***** ITEMS *****

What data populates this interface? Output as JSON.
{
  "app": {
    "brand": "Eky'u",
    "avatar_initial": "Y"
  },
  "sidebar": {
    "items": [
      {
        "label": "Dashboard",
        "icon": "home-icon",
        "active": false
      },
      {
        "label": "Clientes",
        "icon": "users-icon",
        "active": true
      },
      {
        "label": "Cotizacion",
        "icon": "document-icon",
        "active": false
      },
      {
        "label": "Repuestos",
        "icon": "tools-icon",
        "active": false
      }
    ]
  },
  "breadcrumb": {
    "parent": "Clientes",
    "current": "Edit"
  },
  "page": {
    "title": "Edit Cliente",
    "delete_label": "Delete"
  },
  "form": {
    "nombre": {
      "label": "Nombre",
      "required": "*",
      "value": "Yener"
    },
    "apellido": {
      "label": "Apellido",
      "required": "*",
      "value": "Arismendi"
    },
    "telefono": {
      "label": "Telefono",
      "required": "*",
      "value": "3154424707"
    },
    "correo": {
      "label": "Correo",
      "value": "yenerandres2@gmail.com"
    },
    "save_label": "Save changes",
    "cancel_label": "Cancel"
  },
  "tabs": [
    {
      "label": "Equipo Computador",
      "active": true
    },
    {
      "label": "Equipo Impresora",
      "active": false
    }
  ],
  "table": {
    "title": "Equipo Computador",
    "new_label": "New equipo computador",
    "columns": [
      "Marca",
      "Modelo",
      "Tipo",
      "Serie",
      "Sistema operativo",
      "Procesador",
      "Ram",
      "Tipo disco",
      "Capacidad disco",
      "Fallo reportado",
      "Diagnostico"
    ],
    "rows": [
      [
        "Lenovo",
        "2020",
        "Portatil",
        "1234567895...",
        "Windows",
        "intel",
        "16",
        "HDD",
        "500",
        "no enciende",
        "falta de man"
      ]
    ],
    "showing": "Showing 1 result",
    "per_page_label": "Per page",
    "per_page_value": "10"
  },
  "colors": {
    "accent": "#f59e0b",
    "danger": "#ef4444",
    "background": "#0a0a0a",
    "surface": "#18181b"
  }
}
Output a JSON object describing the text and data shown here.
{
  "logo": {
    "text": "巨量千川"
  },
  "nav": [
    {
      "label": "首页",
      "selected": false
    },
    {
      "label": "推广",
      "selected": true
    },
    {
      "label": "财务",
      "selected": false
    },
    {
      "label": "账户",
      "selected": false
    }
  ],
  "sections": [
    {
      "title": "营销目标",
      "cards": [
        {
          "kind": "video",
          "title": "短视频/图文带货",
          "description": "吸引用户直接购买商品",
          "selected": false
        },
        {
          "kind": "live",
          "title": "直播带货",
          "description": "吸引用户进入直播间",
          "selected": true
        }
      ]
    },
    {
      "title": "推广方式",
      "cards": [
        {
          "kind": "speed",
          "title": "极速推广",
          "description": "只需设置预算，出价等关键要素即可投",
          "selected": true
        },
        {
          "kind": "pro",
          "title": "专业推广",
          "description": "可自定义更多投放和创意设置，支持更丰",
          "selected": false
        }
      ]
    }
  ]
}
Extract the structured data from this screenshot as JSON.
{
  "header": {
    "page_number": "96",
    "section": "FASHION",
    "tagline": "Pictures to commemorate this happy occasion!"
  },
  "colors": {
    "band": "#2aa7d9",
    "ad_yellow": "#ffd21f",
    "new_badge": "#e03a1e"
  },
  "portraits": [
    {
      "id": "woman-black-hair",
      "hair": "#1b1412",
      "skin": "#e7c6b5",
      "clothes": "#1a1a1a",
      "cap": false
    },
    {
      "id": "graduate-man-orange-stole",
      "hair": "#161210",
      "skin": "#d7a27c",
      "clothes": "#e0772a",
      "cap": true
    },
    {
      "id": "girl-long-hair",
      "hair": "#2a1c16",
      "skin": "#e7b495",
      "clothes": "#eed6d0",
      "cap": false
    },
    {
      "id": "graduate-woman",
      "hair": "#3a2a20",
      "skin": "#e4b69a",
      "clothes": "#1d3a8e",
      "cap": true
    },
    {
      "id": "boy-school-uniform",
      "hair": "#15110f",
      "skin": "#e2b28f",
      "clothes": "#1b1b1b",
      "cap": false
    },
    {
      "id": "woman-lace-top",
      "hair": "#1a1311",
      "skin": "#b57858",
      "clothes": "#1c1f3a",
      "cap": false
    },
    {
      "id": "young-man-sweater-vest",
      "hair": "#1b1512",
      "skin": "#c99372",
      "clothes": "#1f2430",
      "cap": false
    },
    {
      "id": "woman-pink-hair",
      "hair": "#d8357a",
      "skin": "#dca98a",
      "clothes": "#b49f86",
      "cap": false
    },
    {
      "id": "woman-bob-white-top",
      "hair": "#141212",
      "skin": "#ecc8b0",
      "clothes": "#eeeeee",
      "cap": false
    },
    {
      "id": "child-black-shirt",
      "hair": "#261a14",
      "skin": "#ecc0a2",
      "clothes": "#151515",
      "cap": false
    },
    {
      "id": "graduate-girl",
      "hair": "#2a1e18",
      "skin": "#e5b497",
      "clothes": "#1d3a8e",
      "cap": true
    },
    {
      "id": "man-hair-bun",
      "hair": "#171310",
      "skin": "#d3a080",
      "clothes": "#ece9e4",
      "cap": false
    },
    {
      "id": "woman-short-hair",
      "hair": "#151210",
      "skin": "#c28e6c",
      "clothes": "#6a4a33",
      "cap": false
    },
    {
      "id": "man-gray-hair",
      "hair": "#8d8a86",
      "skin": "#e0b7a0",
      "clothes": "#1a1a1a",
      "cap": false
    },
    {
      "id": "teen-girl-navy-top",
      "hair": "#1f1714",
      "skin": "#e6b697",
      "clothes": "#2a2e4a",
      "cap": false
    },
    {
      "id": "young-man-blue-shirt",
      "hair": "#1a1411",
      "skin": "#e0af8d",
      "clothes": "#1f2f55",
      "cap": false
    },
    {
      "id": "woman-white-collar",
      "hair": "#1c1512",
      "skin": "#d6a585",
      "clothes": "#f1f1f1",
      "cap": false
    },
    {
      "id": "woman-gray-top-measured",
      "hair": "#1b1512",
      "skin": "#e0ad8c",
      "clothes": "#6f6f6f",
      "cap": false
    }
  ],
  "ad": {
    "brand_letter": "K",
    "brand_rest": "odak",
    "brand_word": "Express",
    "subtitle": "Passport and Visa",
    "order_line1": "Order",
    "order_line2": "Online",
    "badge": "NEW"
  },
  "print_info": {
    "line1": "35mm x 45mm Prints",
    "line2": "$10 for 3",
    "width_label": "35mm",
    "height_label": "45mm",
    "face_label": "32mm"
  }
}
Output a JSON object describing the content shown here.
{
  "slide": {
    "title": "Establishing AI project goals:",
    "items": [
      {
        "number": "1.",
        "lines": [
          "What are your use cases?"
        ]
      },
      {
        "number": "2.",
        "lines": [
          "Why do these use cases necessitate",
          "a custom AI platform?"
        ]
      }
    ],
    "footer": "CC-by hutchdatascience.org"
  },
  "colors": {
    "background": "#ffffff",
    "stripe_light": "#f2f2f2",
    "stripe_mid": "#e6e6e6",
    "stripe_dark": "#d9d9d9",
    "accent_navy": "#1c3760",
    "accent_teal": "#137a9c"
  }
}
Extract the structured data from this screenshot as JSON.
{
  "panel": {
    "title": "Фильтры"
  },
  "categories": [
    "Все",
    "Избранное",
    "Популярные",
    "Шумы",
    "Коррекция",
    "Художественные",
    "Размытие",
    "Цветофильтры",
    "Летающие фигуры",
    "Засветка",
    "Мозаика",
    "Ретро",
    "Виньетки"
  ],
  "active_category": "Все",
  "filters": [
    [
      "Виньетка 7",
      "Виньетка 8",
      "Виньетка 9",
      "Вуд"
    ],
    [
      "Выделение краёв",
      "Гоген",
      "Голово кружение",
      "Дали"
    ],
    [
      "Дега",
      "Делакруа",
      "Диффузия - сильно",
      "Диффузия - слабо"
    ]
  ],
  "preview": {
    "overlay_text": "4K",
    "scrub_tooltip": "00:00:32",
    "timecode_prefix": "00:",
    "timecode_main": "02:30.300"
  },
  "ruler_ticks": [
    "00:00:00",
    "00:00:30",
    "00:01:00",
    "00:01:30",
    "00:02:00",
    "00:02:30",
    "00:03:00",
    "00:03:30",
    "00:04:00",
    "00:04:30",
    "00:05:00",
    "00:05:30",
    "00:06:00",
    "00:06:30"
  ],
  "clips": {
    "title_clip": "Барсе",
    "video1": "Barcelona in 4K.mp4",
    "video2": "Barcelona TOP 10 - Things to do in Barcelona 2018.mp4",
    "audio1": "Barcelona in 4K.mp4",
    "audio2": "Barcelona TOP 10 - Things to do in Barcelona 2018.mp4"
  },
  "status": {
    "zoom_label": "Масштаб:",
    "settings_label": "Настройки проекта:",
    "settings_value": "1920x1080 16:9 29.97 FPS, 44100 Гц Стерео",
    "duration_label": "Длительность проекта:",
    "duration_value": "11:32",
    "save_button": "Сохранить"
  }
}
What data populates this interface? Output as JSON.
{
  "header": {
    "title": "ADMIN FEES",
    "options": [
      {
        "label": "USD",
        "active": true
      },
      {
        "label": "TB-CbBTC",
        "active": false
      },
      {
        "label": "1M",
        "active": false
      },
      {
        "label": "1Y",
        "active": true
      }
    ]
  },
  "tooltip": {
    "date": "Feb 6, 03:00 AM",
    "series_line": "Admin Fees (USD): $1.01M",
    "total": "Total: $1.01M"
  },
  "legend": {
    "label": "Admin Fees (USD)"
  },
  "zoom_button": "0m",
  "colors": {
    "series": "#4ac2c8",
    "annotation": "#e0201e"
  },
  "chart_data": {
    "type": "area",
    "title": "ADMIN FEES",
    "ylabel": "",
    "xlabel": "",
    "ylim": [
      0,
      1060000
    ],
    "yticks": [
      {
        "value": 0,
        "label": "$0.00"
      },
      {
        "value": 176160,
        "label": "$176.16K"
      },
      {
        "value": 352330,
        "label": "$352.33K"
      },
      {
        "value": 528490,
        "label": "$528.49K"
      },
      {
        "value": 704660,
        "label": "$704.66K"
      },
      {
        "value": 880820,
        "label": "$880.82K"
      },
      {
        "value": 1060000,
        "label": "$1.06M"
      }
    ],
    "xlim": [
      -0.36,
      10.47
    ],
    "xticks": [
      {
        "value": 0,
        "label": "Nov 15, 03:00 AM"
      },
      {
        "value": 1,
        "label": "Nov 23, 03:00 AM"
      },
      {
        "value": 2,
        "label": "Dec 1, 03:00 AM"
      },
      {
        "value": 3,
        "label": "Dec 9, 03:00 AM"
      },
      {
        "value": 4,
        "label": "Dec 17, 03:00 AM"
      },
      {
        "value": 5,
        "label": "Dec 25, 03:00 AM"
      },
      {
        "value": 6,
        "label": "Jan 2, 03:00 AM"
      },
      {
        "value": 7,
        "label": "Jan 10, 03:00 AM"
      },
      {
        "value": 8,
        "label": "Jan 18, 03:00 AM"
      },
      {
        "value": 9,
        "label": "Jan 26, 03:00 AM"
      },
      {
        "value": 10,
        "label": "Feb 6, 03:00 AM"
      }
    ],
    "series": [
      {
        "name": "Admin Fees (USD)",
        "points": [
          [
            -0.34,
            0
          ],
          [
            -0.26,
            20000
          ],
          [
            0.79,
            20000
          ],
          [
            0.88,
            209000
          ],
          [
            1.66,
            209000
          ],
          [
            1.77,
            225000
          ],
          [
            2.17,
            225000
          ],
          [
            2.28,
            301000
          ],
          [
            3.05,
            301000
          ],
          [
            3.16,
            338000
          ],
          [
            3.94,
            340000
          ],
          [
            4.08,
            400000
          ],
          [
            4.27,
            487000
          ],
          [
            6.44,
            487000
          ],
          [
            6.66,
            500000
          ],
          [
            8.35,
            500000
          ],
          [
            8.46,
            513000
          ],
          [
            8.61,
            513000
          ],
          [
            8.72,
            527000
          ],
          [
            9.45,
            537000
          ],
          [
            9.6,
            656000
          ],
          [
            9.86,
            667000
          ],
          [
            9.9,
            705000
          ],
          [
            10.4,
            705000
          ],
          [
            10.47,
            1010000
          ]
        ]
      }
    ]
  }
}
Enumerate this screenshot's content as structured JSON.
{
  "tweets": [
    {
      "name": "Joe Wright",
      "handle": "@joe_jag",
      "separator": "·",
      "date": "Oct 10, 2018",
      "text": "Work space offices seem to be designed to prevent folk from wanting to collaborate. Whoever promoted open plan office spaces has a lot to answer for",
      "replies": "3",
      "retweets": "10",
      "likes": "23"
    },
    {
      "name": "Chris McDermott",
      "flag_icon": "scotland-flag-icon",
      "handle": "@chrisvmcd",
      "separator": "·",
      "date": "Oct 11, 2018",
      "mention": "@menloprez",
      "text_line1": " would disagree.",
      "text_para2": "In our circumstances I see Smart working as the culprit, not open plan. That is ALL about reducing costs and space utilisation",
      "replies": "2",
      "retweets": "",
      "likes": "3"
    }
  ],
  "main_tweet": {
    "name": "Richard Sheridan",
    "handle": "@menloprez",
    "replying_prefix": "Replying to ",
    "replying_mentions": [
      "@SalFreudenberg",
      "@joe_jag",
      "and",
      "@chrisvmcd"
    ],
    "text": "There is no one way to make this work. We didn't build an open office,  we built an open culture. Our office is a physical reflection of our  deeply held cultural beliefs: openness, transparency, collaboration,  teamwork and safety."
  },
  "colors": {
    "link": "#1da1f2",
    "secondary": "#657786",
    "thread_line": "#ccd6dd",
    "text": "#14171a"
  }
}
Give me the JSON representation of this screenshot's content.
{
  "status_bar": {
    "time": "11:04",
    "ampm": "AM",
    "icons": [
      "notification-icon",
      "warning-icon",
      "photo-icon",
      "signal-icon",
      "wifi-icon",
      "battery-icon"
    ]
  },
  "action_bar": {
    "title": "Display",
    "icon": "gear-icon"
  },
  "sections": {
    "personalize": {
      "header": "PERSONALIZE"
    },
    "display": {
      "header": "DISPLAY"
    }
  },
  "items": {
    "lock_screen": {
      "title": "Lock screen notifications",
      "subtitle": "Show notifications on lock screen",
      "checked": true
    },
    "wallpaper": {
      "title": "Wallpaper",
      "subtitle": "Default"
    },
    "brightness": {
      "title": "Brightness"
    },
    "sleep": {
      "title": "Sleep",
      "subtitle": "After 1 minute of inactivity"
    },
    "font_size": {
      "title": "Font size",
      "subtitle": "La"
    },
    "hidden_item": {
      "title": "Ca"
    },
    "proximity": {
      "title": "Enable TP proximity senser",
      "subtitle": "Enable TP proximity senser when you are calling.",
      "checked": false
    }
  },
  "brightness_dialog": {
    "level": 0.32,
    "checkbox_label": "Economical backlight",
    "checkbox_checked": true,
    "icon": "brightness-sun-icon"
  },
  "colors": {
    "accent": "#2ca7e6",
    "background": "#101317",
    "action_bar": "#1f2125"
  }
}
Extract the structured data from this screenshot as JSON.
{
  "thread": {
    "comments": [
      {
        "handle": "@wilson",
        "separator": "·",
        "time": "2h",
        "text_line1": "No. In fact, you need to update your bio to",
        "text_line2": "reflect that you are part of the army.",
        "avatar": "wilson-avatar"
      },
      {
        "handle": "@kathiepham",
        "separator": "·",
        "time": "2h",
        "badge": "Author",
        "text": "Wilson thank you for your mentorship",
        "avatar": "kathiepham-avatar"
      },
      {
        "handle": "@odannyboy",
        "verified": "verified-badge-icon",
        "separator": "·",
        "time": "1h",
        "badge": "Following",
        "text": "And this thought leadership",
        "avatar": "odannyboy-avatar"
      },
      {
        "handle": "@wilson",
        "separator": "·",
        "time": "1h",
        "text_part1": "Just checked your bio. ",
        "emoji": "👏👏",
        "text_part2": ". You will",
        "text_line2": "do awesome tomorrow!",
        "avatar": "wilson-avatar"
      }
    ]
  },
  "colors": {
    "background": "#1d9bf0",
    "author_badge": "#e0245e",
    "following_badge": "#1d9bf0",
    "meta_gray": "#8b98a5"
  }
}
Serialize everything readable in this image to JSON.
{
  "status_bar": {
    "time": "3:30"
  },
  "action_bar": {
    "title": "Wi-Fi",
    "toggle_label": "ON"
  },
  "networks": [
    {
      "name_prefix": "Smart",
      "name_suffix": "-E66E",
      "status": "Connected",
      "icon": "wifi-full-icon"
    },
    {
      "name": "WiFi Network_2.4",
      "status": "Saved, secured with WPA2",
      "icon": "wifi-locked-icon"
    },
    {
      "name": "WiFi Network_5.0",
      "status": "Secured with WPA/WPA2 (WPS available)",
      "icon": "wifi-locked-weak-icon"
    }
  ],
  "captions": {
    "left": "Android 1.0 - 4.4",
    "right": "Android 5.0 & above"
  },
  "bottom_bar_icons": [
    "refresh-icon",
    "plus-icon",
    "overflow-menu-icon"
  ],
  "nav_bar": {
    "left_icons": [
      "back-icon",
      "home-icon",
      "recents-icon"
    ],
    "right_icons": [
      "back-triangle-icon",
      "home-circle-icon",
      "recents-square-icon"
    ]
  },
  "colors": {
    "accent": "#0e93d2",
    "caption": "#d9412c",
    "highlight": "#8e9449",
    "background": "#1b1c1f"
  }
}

*****

Your output consists solely of the lines from the one with "Serialize everything readable" through the last line, copied exactly.

Serialize everything readable in this image to JSON.
{
  "status_bar": {
    "time": "3:30"
  },
  "action_bar": {
    "title": "Wi-Fi",
    "toggle_label": "ON"
  },
  "networks": [
    {
      "name_prefix": "Smart",
      "name_suffix": "-E66E",
      "status": "Connected",
      "icon": "wifi-full-icon"
    },
    {
      "name": "WiFi Network_2.4",
      "status": "Saved, secured with WPA2",
      "icon": "wifi-locked-icon"
    },
    {
      "name": "WiFi Network_5.0",
      "status": "Secured with WPA/WPA2 (WPS available)",
      "icon": "wifi-locked-weak-icon"
    }
  ],
  "captions": {
    "left": "Android 1.0 - 4.4",
    "right": "Android 5.0 & above"
  },
  "bottom_bar_icons": [
    "refresh-icon",
    "plus-icon",
    "overflow-menu-icon"
  ],
  "nav_bar": {
    "left_icons": [
      "back-icon",
      "home-icon",
      "recents-icon"
    ],
    "right_icons": [
      "back-triangle-icon",
      "home-circle-icon",
      "recents-square-icon"
    ]
  },
  "colors": {
    "accent": "#0e93d2",
    "caption": "#d9412c",
    "highlight": "#8e9449",
    "background": "#1b1c1f"
  }
}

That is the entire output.